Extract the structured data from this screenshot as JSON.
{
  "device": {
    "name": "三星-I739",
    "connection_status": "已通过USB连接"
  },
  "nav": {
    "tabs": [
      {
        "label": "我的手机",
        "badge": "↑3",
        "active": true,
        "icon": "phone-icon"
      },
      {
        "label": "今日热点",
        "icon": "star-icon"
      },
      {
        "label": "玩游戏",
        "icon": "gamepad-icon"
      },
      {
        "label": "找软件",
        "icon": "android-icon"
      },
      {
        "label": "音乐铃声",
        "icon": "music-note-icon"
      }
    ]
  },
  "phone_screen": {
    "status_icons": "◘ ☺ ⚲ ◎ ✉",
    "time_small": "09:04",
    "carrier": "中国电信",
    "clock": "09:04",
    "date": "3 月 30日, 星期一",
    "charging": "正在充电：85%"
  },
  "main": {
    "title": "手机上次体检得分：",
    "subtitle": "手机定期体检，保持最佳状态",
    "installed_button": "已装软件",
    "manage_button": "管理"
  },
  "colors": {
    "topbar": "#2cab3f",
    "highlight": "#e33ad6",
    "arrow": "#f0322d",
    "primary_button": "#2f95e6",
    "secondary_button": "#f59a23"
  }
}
____
## Your task
Copy out each line of the records that holds the string "label".

## Complete output
        "label": "我的手机",
        "label": "今日热点",
        "label": "玩游戏",
        "label": "找软件",
        "label": "音乐铃声",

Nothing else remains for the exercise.